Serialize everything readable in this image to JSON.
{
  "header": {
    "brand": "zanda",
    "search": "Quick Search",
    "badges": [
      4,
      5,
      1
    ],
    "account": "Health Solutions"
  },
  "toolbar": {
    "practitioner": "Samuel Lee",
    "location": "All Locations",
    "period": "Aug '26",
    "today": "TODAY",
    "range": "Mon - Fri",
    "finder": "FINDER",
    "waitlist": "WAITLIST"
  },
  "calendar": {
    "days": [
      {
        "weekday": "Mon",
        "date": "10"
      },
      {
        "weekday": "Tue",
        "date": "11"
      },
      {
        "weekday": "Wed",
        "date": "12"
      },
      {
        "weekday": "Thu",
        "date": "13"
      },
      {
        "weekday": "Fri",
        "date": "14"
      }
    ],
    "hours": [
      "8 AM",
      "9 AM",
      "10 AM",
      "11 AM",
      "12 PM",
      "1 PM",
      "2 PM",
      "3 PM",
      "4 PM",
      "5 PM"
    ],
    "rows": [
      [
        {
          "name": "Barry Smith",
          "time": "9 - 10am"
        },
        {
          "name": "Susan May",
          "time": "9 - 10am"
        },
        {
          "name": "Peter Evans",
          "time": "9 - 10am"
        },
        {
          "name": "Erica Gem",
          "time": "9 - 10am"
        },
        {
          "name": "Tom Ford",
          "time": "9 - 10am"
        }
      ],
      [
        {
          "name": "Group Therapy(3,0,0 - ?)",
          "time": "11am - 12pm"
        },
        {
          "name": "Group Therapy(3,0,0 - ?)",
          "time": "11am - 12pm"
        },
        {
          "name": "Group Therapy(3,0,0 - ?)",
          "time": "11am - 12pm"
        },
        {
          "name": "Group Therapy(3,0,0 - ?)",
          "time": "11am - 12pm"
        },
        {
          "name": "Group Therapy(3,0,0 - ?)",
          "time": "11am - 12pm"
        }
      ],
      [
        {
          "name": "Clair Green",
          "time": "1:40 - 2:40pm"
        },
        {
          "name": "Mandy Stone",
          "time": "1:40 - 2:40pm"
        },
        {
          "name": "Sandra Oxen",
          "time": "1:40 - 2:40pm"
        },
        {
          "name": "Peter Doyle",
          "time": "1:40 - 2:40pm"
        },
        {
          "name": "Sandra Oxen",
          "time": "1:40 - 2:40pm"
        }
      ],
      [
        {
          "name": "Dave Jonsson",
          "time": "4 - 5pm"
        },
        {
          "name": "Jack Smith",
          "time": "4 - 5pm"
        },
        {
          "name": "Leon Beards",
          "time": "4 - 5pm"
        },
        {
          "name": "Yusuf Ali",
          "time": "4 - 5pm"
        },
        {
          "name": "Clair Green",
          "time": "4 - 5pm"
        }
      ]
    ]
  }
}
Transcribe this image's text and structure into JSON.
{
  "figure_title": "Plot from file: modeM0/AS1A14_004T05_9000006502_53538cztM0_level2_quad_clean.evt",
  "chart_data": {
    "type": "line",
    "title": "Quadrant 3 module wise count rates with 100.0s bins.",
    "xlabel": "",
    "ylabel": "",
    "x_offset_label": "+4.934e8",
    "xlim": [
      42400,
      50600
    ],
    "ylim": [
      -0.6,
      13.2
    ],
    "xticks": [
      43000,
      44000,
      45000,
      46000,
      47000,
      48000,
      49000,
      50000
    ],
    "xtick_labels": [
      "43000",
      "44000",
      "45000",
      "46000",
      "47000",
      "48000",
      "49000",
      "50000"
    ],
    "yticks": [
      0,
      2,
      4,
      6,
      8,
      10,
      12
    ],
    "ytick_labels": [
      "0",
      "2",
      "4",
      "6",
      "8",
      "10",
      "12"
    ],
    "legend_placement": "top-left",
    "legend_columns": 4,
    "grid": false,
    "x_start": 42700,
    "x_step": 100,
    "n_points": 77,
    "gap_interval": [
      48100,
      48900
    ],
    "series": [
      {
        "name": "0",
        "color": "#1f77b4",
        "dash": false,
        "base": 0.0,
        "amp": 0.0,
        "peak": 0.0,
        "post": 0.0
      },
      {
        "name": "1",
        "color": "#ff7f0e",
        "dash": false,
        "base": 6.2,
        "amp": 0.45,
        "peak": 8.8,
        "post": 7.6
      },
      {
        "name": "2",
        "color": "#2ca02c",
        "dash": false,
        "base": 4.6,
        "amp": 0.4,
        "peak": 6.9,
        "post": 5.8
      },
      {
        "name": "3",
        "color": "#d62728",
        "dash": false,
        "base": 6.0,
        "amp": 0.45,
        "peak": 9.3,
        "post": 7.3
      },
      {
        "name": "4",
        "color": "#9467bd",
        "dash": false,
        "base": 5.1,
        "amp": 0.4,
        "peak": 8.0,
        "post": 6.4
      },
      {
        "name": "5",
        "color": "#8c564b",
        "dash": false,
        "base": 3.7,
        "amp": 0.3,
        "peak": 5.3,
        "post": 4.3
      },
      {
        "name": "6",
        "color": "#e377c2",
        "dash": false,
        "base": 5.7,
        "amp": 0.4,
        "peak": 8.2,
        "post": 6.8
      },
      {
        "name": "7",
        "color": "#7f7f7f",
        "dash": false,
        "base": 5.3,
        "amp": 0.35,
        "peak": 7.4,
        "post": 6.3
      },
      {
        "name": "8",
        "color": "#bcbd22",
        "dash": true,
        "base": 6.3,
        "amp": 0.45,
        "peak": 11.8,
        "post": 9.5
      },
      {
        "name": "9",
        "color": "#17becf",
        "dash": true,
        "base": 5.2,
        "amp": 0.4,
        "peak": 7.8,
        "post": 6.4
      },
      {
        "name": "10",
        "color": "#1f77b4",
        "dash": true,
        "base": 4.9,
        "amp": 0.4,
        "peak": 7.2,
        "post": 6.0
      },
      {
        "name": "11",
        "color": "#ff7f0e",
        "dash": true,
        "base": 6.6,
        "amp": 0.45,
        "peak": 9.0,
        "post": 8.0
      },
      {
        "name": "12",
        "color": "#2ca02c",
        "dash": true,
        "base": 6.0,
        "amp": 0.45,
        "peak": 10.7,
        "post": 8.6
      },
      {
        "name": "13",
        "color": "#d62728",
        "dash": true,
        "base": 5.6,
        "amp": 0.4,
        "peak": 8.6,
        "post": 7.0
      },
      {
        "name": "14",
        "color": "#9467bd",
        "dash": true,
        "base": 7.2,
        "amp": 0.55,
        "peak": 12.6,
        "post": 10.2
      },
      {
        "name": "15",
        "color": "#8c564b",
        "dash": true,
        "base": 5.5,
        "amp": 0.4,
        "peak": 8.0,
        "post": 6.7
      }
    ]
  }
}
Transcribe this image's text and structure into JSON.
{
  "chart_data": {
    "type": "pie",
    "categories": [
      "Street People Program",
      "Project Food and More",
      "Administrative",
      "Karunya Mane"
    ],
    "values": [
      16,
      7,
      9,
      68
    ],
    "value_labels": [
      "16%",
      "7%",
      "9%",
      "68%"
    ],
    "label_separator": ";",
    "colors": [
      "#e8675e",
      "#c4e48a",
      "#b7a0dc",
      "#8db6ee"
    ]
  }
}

Requirements:
Each line containing the word "date" counts once; say how many such lines there are, giving only the number.

Correct response:
5